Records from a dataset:
########################################
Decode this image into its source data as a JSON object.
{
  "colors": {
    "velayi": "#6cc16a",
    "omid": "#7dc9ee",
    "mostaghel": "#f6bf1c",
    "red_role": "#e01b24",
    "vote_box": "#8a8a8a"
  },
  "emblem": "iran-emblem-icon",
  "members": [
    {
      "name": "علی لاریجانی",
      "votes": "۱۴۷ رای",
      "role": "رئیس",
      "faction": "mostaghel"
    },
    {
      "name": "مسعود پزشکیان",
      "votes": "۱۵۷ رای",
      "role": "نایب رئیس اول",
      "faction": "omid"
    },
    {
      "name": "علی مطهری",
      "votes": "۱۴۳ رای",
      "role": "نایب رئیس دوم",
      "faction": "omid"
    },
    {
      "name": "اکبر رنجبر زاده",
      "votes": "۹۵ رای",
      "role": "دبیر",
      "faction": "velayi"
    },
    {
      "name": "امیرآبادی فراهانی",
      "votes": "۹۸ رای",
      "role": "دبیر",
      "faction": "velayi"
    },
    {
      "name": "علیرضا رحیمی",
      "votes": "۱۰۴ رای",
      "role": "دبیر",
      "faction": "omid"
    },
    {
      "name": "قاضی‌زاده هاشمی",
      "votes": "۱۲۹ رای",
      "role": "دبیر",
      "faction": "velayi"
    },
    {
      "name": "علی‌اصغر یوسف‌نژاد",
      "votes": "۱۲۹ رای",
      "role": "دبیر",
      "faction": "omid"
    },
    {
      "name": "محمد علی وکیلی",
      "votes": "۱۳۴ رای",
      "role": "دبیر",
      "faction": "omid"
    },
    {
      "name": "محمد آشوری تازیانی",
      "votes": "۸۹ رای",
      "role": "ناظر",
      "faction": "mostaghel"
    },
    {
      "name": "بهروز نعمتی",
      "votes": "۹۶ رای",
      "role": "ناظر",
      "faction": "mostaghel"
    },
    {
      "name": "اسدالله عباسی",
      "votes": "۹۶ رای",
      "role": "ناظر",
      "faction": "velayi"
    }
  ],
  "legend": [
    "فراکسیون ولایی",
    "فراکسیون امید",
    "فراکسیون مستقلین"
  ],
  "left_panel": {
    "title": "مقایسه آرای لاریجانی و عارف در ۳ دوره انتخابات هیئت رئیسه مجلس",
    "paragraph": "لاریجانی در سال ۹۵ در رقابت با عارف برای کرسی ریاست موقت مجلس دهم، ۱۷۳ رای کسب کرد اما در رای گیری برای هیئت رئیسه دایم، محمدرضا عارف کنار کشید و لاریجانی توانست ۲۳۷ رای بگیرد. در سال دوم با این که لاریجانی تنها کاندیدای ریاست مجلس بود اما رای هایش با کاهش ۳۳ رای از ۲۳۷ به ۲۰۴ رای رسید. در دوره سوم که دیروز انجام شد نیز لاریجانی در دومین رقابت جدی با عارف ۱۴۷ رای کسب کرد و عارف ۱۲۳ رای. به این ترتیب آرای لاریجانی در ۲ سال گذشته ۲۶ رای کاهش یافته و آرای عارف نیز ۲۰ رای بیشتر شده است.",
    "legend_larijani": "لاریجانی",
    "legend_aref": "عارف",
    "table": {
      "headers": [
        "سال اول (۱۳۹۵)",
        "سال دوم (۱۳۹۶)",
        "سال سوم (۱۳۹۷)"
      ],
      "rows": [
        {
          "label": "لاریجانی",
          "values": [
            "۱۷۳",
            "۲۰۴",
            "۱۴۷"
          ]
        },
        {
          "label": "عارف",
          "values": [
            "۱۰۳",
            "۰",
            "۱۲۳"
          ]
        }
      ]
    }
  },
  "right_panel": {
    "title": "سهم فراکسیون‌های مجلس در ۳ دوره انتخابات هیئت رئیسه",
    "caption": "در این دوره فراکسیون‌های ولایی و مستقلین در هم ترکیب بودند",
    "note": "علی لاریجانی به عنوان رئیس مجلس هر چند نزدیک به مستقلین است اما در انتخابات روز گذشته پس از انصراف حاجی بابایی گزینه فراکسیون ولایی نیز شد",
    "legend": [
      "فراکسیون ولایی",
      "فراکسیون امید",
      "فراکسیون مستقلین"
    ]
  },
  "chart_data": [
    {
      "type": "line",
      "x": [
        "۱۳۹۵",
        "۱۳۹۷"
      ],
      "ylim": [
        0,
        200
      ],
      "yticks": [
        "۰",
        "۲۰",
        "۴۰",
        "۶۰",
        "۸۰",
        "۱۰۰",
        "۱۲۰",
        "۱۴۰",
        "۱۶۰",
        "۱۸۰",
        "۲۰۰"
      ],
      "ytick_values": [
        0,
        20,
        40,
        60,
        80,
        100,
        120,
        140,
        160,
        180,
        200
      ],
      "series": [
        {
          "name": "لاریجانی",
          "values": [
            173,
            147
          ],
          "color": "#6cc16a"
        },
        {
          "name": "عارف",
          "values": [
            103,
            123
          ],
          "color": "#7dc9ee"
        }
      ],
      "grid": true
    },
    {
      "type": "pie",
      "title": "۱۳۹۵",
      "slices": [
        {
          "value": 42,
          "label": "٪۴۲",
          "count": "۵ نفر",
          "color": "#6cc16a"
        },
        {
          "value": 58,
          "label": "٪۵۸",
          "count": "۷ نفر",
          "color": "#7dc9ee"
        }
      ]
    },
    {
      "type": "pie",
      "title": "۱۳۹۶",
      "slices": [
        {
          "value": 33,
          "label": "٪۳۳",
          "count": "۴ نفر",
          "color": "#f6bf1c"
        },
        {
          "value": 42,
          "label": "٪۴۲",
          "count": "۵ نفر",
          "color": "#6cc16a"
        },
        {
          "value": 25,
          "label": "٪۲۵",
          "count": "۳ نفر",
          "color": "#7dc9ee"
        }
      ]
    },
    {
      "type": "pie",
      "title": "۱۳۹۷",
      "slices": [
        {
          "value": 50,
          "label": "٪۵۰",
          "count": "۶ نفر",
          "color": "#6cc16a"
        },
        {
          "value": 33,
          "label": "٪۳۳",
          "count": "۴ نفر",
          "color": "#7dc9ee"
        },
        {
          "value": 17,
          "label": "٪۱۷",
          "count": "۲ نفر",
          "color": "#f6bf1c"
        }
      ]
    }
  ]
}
########################################
> _Set exercise_: Repeat every record, exactly as written.

> _Final answer_:
Decode this image into its source data as a JSON object.
{
  "colors": {
    "velayi": "#6cc16a",
    "omid": "#7dc9ee",
    "mostaghel": "#f6bf1c",
    "red_role": "#e01b24",
    "vote_box": "#8a8a8a"
  },
  "emblem": "iran-emblem-icon",
  "members": [
    {
      "name": "علی لاریجانی",
      "votes": "۱۴۷ رای",
      "role": "رئیس",
      "faction": "mostaghel"
    },
    {
      "name": "مسعود پزشکیان",
      "votes": "۱۵۷ رای",
      "role": "نایب رئیس اول",
      "faction": "omid"
    },
    {
      "name": "علی مطهری",
      "votes": "۱۴۳ رای",
      "role": "نایب رئیس دوم",
      "faction": "omid"
    },
    {
      "name": "اکبر رنجبر زاده",
      "votes": "۹۵ رای",
      "role": "دبیر",
      "faction": "velayi"
    },
    {
      "name": "امیرآبادی فراهانی",
      "votes": "۹۸ رای",
      "role": "دبیر",
      "faction": "velayi"
    },
    {
      "name": "علیرضا رحیمی",
      "votes": "۱۰۴ رای",
      "role": "دبیر",
      "faction": "omid"
    },
    {
      "name": "قاضی‌زاده هاشمی",
      "votes": "۱۲۹ رای",
      "role": "دبیر",
      "faction": "velayi"
    },
    {
      "name": "علی‌اصغر یوسف‌نژاد",
      "votes": "۱۲۹ رای",
      "role": "دبیر",
      "faction": "omid"
    },
    {
      "name": "محمد علی وکیلی",
      "votes": "۱۳۴ رای",
      "role": "دبیر",
      "faction": "omid"
    },
    {
      "name": "محمد آشوری تازیانی",
      "votes": "۸۹ رای",
      "role": "ناظر",
      "faction": "mostaghel"
    },
    {
      "name": "بهروز نعمتی",
      "votes": "۹۶ رای",
      "role": "ناظر",
      "faction": "mostaghel"
    },
    {
      "name": "اسدالله عباسی",
      "votes": "۹۶ رای",
      "role": "ناظر",
      "faction": "velayi"
    }
  ],
  "legend": [
    "فراکسیون ولایی",
    "فراکسیون امید",
    "فراکسیون مستقلین"
  ],
  "left_panel": {
    "title": "مقایسه آرای لاریجانی و عارف در ۳ دوره انتخابات هیئت رئیسه مجلس",
    "paragraph": "لاریجانی در سال ۹۵ در رقابت با عارف برای کرسی ریاست موقت مجلس دهم، ۱۷۳ رای کسب کرد اما در رای گیری برای هیئت رئیسه دایم، محمدرضا عارف کنار کشید و لاریجانی توانست ۲۳۷ رای بگیرد. در سال دوم با این که لاریجانی تنها کاندیدای ریاست مجلس بود اما رای هایش با کاهش ۳۳ رای از ۲۳۷ به ۲۰۴ رای رسید. در دوره سوم که دیروز انجام شد نیز لاریجانی در دومین رقابت جدی با عارف ۱۴۷ رای کسب کرد و عارف ۱۲۳ رای. به این ترتیب آرای لاریجانی در ۲ سال گذشته ۲۶ رای کاهش یافته و آرای عارف نیز ۲۰ رای بیشتر شده است.",
    "legend_larijani": "لاریجانی",
    "legend_aref": "عارف",
    "table": {
      "headers": [
        "سال اول (۱۳۹۵)",
        "سال دوم (۱۳۹۶)",
        "سال سوم (۱۳۹۷)"
      ],
      "rows": [
        {
          "label": "لاریجانی",
          "values": [
            "۱۷۳",
            "۲۰۴",
            "۱۴۷"
          ]
        },
        {
          "label": "عارف",
          "values": [
            "۱۰۳",
            "۰",
            "۱۲۳"
          ]
        }
      ]
    }
  },
  "right_panel": {
    "title": "سهم فراکسیون‌های مجلس در ۳ دوره انتخابات هیئت رئیسه",
    "caption": "در این دوره فراکسیون‌های ولایی و مستقلین در هم ترکیب بودند",
    "note": "علی لاریجانی به عنوان رئیس مجلس هر چند نزدیک به مستقلین است اما در انتخابات روز گذشته پس از انصراف حاجی بابایی گزینه فراکسیون ولایی نیز شد",
    "legend": [
      "فراکسیون ولایی",
      "فراکسیون امید",
      "فراکسیون مستقلین"
    ]
  },
  "chart_data": [
    {
      "type": "line",
      "x": [
        "۱۳۹۵",
        "۱۳۹۷"
      ],
      "ylim": [
        0,
        200
      ],
      "yticks": [
        "۰",
        "۲۰",
        "۴۰",
        "۶۰",
        "۸۰",
        "۱۰۰",
        "۱۲۰",
        "۱۴۰",
        "۱۶۰",
        "۱۸۰",
        "۲۰۰"
      ],
      "ytick_values": [
        0,
        20,
        40,
        60,
        80,
        100,
        120,
        140,
        160,
        180,
        200
      ],
      "series": [
        {
          "name": "لاریجانی",
          "values": [
            173,
            147
          ],
          "color": "#6cc16a"
        },
        {
          "name": "عارف",
          "values": [
            103,
            123
          ],
          "color": "#7dc9ee"
        }
      ],
      "grid": true
    },
    {
      "type": "pie",
      "title": "۱۳۹۵",
      "slices": [
        {
          "value": 42,
          "label": "٪۴۲",
          "count": "۵ نفر",
          "color": "#6cc16a"
        },
        {
          "value": 58,
          "label": "٪۵۸",
          "count": "۷ نفر",
          "color": "#7dc9ee"
        }
      ]
    },
    {
      "type": "pie",
      "title": "۱۳۹۶",
      "slices": [
        {
          "value": 33,
          "label": "٪۳۳",
          "count": "۴ نفر",
          "color": "#f6bf1c"
        },
        {
          "value": 42,
          "label": "٪۴۲",
          "count": "۵ نفر",
          "color": "#6cc16a"
        },
        {
          "value": 25,
          "label": "٪۲۵",
          "count": "۳ نفر",
          "color": "#7dc9ee"
        }
      ]
    },
    {
      "type": "pie",
      "title": "۱۳۹۷",
      "slices": [
        {
          "value": 50,
          "label": "٪۵۰",
          "count": "۶ نفر",
          "color": "#6cc16a"
        },
        {
          "value": 33,
          "label": "٪۳۳",
          "count": "۴ نفر",
          "color": "#7dc9ee"
        },
        {
          "value": 17,
          "label": "٪۱۷",
          "count": "۲ نفر",
          "color": "#f6bf1c"
        }
      ]
    }
  ]
}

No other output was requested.